(Spatial annotation records)
★ ★ ★
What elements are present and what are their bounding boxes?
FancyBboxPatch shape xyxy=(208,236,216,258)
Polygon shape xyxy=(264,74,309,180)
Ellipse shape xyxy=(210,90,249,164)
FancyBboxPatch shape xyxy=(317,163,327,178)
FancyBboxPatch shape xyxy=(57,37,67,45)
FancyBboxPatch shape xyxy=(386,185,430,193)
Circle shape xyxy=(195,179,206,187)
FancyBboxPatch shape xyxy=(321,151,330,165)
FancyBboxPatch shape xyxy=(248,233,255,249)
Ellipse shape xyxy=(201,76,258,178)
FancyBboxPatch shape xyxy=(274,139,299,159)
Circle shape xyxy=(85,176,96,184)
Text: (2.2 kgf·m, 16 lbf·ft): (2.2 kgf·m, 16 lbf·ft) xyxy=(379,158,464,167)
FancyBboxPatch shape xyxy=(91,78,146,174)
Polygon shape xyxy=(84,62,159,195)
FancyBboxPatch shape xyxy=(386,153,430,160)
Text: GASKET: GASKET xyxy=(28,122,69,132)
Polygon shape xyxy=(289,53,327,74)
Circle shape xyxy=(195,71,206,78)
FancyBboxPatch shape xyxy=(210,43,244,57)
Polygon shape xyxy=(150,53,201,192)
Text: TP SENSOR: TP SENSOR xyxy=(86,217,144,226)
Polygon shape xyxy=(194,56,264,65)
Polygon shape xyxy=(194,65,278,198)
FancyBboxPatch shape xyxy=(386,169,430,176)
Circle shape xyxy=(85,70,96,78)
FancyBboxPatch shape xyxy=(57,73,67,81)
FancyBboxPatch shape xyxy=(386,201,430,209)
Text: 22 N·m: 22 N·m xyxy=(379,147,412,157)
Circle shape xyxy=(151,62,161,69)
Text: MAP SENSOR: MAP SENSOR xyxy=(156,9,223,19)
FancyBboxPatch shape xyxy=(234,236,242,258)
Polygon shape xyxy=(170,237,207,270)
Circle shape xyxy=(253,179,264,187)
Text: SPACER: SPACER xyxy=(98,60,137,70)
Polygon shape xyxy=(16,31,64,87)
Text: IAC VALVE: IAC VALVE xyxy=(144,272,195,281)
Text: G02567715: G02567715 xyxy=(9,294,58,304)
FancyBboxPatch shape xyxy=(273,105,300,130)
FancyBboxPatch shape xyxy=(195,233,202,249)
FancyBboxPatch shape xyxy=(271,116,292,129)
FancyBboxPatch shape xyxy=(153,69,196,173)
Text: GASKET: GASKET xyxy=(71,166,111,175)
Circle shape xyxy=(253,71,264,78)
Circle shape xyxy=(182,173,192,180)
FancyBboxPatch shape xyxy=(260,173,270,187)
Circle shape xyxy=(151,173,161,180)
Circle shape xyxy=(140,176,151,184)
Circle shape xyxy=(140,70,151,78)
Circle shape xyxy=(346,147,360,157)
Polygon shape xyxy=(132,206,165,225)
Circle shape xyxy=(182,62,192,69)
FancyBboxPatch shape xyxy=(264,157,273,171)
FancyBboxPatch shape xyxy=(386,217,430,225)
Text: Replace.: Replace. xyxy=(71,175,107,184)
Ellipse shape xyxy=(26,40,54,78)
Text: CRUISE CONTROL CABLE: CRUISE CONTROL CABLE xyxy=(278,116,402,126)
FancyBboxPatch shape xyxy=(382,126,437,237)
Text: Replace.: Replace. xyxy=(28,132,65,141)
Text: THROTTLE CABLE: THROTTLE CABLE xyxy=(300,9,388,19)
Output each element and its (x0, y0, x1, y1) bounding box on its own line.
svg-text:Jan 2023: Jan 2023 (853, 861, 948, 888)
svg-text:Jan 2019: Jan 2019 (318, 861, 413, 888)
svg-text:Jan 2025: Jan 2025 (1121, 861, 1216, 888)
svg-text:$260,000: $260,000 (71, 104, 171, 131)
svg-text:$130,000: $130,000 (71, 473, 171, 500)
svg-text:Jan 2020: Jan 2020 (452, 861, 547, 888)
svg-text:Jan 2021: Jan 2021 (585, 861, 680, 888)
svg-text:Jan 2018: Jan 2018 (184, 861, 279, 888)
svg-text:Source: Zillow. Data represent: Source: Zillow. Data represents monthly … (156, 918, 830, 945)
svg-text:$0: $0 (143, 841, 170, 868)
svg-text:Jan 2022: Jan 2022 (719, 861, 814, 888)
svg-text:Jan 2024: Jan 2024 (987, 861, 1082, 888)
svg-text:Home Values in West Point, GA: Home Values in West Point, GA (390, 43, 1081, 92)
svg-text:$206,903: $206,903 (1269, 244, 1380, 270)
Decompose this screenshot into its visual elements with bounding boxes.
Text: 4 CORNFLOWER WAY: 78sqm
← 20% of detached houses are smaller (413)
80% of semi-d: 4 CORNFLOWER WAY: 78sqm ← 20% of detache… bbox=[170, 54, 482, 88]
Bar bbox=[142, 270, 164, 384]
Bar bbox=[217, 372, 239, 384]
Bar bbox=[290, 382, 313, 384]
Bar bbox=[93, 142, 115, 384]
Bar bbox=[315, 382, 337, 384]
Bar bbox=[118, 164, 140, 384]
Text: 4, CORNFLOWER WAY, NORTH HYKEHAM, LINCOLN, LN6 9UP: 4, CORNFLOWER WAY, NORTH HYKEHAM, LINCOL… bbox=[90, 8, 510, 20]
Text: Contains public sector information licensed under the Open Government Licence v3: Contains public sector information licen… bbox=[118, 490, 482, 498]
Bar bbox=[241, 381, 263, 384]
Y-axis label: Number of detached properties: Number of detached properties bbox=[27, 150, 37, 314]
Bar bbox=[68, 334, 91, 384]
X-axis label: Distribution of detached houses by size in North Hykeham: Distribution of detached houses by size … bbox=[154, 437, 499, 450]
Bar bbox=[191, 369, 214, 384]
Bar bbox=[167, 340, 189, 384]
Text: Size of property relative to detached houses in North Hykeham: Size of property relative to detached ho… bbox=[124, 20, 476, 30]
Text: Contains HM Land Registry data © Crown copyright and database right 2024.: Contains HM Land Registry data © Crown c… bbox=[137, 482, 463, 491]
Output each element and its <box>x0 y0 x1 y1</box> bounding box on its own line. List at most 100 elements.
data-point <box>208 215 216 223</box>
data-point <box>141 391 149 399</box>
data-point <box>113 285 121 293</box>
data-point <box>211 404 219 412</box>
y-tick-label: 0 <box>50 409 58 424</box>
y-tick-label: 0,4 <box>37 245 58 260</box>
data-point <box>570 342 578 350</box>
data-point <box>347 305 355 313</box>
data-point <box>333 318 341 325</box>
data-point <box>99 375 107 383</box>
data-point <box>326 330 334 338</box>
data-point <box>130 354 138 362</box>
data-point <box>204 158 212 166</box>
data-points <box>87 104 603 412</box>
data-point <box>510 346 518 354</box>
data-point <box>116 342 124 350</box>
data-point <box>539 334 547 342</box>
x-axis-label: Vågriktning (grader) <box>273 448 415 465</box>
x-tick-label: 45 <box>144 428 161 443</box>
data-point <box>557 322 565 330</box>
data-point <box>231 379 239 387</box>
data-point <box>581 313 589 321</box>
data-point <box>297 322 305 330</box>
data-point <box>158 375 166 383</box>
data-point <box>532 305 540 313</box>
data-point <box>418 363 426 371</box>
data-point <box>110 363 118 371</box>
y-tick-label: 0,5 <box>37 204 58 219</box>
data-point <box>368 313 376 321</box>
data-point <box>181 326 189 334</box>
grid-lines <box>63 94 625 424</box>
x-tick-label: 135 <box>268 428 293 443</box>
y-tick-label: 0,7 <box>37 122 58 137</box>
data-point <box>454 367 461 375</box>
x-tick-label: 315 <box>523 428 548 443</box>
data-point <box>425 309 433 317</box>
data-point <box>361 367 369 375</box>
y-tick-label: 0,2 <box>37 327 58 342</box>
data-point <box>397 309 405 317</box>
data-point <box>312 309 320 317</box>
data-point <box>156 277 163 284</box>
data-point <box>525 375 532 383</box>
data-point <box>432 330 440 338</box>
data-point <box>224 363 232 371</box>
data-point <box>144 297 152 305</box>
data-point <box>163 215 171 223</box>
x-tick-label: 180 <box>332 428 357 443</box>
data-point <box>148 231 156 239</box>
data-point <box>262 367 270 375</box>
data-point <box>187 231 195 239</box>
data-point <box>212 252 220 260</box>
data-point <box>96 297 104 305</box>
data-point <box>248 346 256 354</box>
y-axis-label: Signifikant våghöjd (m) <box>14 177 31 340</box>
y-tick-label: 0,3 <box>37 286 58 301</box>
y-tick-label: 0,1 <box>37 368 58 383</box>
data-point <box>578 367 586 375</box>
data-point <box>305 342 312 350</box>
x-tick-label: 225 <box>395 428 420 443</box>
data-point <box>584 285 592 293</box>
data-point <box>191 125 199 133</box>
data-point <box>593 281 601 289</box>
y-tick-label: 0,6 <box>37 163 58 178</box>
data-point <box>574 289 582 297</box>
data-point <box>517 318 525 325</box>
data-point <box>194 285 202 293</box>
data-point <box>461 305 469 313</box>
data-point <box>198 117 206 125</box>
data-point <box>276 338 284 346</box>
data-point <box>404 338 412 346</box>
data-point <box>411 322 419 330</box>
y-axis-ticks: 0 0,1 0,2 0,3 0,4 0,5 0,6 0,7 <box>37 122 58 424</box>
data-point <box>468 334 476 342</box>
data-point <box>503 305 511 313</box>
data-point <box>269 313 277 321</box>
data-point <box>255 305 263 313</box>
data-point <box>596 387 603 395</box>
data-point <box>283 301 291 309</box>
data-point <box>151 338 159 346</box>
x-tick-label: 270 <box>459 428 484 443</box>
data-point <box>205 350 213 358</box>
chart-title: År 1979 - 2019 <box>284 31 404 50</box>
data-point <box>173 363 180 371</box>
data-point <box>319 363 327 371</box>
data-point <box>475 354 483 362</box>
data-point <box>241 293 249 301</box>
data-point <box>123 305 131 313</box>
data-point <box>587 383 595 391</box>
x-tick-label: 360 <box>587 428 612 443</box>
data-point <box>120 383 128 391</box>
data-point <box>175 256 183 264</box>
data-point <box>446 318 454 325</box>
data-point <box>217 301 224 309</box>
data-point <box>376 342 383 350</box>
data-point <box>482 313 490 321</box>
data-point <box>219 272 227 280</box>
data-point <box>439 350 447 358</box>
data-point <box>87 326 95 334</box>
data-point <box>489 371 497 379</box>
★ ★ ★
*What to work on*
Starting with the first line of the listing and going on through the line with "FancyBboxPatch shape xyxy=(271,116,292,129)", write those lines out again with "Oval" substituted for every "Ellipse" and nothing else altered.

*Finished task*
What elements are present and what are their bounding boxes?
FancyBboxPatch shape xyxy=(208,236,216,258)
Polygon shape xyxy=(264,74,309,180)
Oval shape xyxy=(210,90,249,164)
FancyBboxPatch shape xyxy=(317,163,327,178)
FancyBboxPatch shape xyxy=(57,37,67,45)
FancyBboxPatch shape xyxy=(386,185,430,193)
Circle shape xyxy=(195,179,206,187)
FancyBboxPatch shape xyxy=(321,151,330,165)
FancyBboxPatch shape xyxy=(248,233,255,249)
Oval shape xyxy=(201,76,258,178)
FancyBboxPatch shape xyxy=(274,139,299,159)
Circle shape xyxy=(85,176,96,184)
Text: (2.2 kgf·m, 16 lbf·ft): (2.2 kgf·m, 16 lbf·ft) xyxy=(379,158,464,167)
FancyBboxPatch shape xyxy=(91,78,146,174)
Polygon shape xyxy=(84,62,159,195)
FancyBboxPatch shape xyxy=(386,153,430,160)
Text: GASKET: GASKET xyxy=(28,122,69,132)
Polygon shape xyxy=(289,53,327,74)
Circle shape xyxy=(195,71,206,78)
FancyBboxPatch shape xyxy=(210,43,244,57)
Polygon shape xyxy=(150,53,201,192)
Text: TP SENSOR: TP SENSOR xyxy=(86,217,144,226)
Polygon shape xyxy=(194,56,264,65)
Polygon shape xyxy=(194,65,278,198)
FancyBboxPatch shape xyxy=(386,169,430,176)
Circle shape xyxy=(85,70,96,78)
FancyBboxPatch shape xyxy=(57,73,67,81)
FancyBboxPatch shape xyxy=(386,201,430,209)
Text: 22 N·m: 22 N·m xyxy=(379,147,412,157)
Circle shape xyxy=(151,62,161,69)
Text: MAP SENSOR: MAP SENSOR xyxy=(156,9,223,19)
FancyBboxPatch shape xyxy=(234,236,242,258)
Polygon shape xyxy=(170,237,207,270)
Circle shape xyxy=(253,179,264,187)
Text: SPACER: SPACER xyxy=(98,60,137,70)
Polygon shape xyxy=(16,31,64,87)
Text: IAC VALVE: IAC VALVE xyxy=(144,272,195,281)
Text: G02567715: G02567715 xyxy=(9,294,58,304)
FancyBboxPatch shape xyxy=(273,105,300,130)
FancyBboxPatch shape xyxy=(195,233,202,249)
FancyBboxPatch shape xyxy=(271,116,292,129)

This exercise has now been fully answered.